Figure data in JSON
======
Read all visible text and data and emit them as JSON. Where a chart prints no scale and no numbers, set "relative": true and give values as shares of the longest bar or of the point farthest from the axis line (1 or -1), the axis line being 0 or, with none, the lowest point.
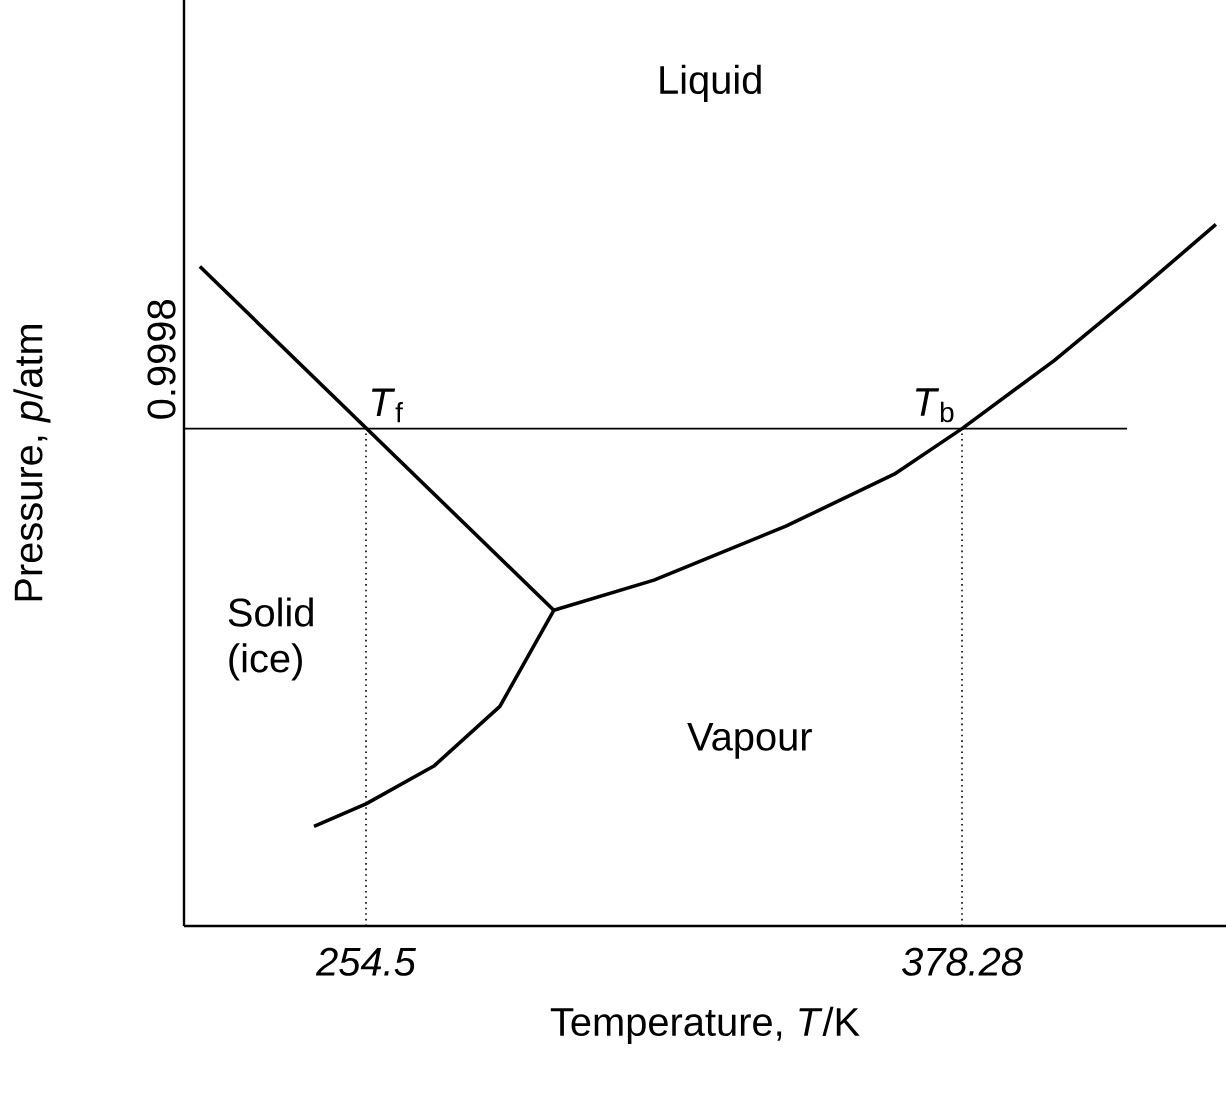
{
  "chart_data": {
    "type": "line",
    "relative": true,
    "xlabel": "Temperature, *T*/K",
    "ylabel": "Pressure, *p*/atm",
    "xlim": [
      216.7,
      433.1
    ],
    "xticks": [
      254.5,
      378.28
    ],
    "series": [
      {
        "color": "#000000",
        "x": [
          220.0,
          293.5
        ],
        "values": [
          0.94,
          0.45
        ]
      },
      {
        "color": "#000000",
        "x": [
          243.7,
          254.5,
          268.6,
          282.3,
          293.5,
          314.3,
          341.7,
          364.2,
          378.28,
          397.4,
          414.0,
          431.0
        ],
        "values": [
          0.142,
          0.174,
          0.228,
          0.313,
          0.45,
          0.493,
          0.57,
          0.644,
          0.709,
          0.806,
          0.9,
          1.0
        ]
      }
    ],
    "ref_lines": [
      {
        "axis": "y",
        "value": 0.709,
        "line_style": "solid"
      },
      {
        "axis": "x",
        "value": 254.5,
        "line_style": "dotted"
      },
      {
        "axis": "x",
        "value": 378.28,
        "line_style": "dotted"
      }
    ],
    "annotations": [
      "Liquid",
      "Solid (ice)",
      "Vapour",
      "0.9998",
      {
        "text": "*T*$_{f}$",
        "x": 254.5,
        "y": 0.709
      },
      {
        "text": "*T*$_{b}$",
        "x": 378.28,
        "y": 0.709
      }
    ]
  }
}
======
Without the pictures, repeat all the records word for word.

*EXPECTED ANSWER:*
Read all visible text and data and emit them as JSON. Where a chart prints no scale and no numbers, set "relative": true and give values as shares of the longest bar or of the point farthest from the axis line (1 or -1), the axis line being 0 or, with none, the lowest point.
{
  "chart_data": {
    "type": "line",
    "relative": true,
    "xlabel": "Temperature, *T*/K",
    "ylabel": "Pressure, *p*/atm",
    "xlim": [
      216.7,
      433.1
    ],
    "xticks": [
      254.5,
      378.28
    ],
    "series": [
      {
        "color": "#000000",
        "x": [
          220.0,
          293.5
        ],
        "values": [
          0.94,
          0.45
        ]
      },
      {
        "color": "#000000",
        "x": [
          243.7,
          254.5,
          268.6,
          282.3,
          293.5,
          314.3,
          341.7,
          364.2,
          378.28,
          397.4,
          414.0,
          431.0
        ],
        "values": [
          0.142,
          0.174,
          0.228,
          0.313,
          0.45,
          0.493,
          0.57,
          0.644,
          0.709,
          0.806,
          0.9,
          1.0
        ]
      }
    ],
    "ref_lines": [
      {
        "axis": "y",
        "value": 0.709,
        "line_style": "solid"
      },
      {
        "axis": "x",
        "value": 254.5,
        "line_style": "dotted"
      },
      {
        "axis": "x",
        "value": 378.28,
        "line_style": "dotted"
      }
    ],
    "annotations": [
      "Liquid",
      "Solid (ice)",
      "Vapour",
      "0.9998",
      {
        "text": "*T*$_{f}$",
        "x": 254.5,
        "y": 0.709
      },
      {
        "text": "*T*$_{b}$",
        "x": 378.28,
        "y": 0.709
      }
    ]
  }
}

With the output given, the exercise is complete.